Transcribe the data in full and exactly, omitting any pictures.

____ Record set

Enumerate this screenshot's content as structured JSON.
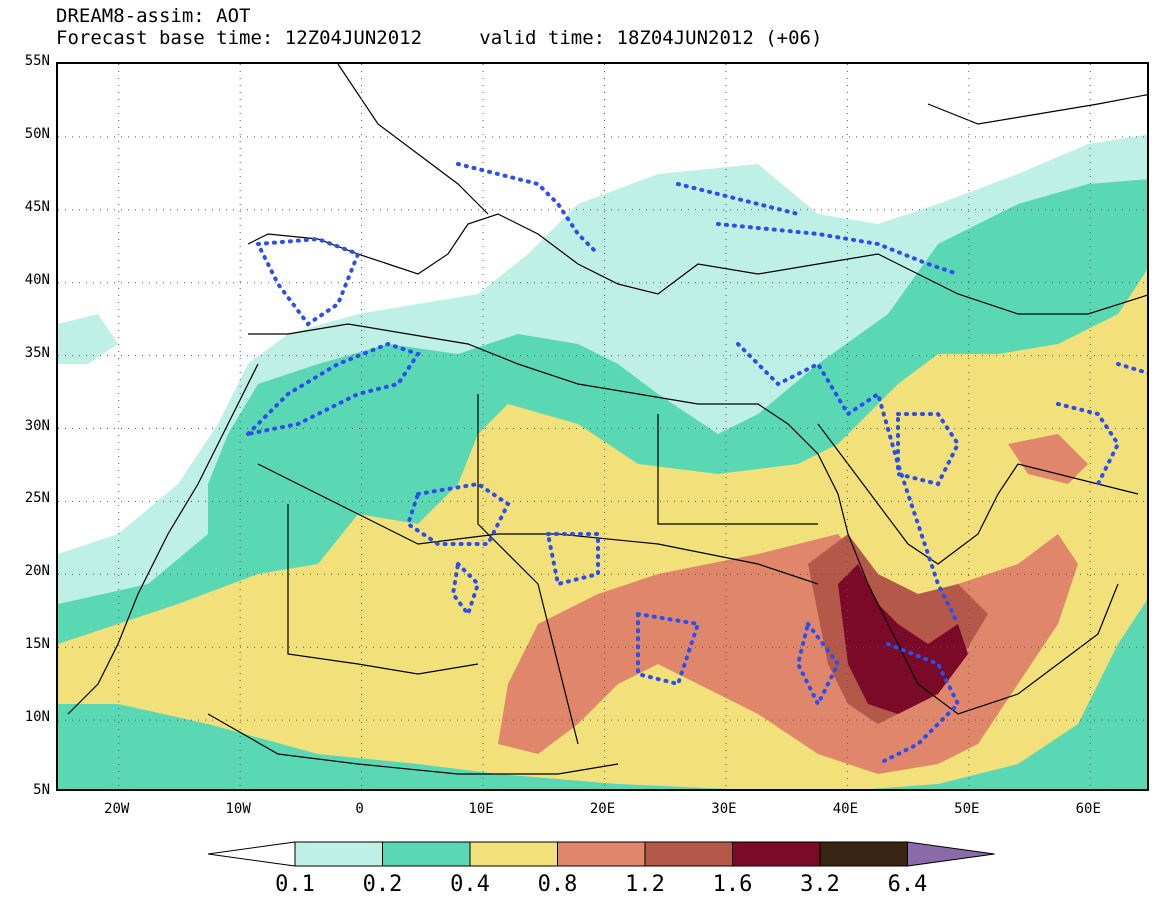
{
  "title": {
    "line1": "DREAM8-assim: AOT",
    "line2_base": "Forecast base time: 12Z04JUN2012",
    "line2_valid": "valid time: 18Z04JUN2012 (+06)"
  },
  "map": {
    "lon_range": [
      -25,
      65
    ],
    "lat_range": [
      5,
      55
    ],
    "lat_ticks": [
      "55N",
      "50N",
      "45N",
      "40N",
      "35N",
      "30N",
      "25N",
      "20N",
      "15N",
      "10N",
      "5N"
    ],
    "lon_ticks": [
      "20W",
      "10W",
      "0",
      "10E",
      "20E",
      "30E",
      "40E",
      "50E",
      "60E"
    ],
    "grid": "dotted"
  },
  "colorbar": {
    "levels": [
      "0.1",
      "0.2",
      "0.4",
      "0.8",
      "1.2",
      "1.6",
      "3.2",
      "6.4"
    ],
    "colors": [
      "#bff0e6",
      "#5ad8b4",
      "#f2e07a",
      "#e0866a",
      "#b4584a",
      "#7a0a28",
      "#3a2414",
      "#8a6aa8"
    ],
    "under_color": "#ffffff"
  },
  "legend_contour_color": "#2a4ef0"
}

________

Solution to the exercise
Enumerate this screenshot's content as structured JSON.
{
  "title": {
    "line1": "DREAM8-assim: AOT",
    "line2_base": "Forecast base time: 12Z04JUN2012",
    "line2_valid": "valid time: 18Z04JUN2012 (+06)"
  },
  "map": {
    "lon_range": [
      -25,
      65
    ],
    "lat_range": [
      5,
      55
    ],
    "lat_ticks": [
      "55N",
      "50N",
      "45N",
      "40N",
      "35N",
      "30N",
      "25N",
      "20N",
      "15N",
      "10N",
      "5N"
    ],
    "lon_ticks": [
      "20W",
      "10W",
      "0",
      "10E",
      "20E",
      "30E",
      "40E",
      "50E",
      "60E"
    ],
    "grid": "dotted"
  },
  "colorbar": {
    "levels": [
      "0.1",
      "0.2",
      "0.4",
      "0.8",
      "1.2",
      "1.6",
      "3.2",
      "6.4"
    ],
    "colors": [
      "#bff0e6",
      "#5ad8b4",
      "#f2e07a",
      "#e0866a",
      "#b4584a",
      "#7a0a28",
      "#3a2414",
      "#8a6aa8"
    ],
    "under_color": "#ffffff"
  },
  "legend_contour_color": "#2a4ef0"
}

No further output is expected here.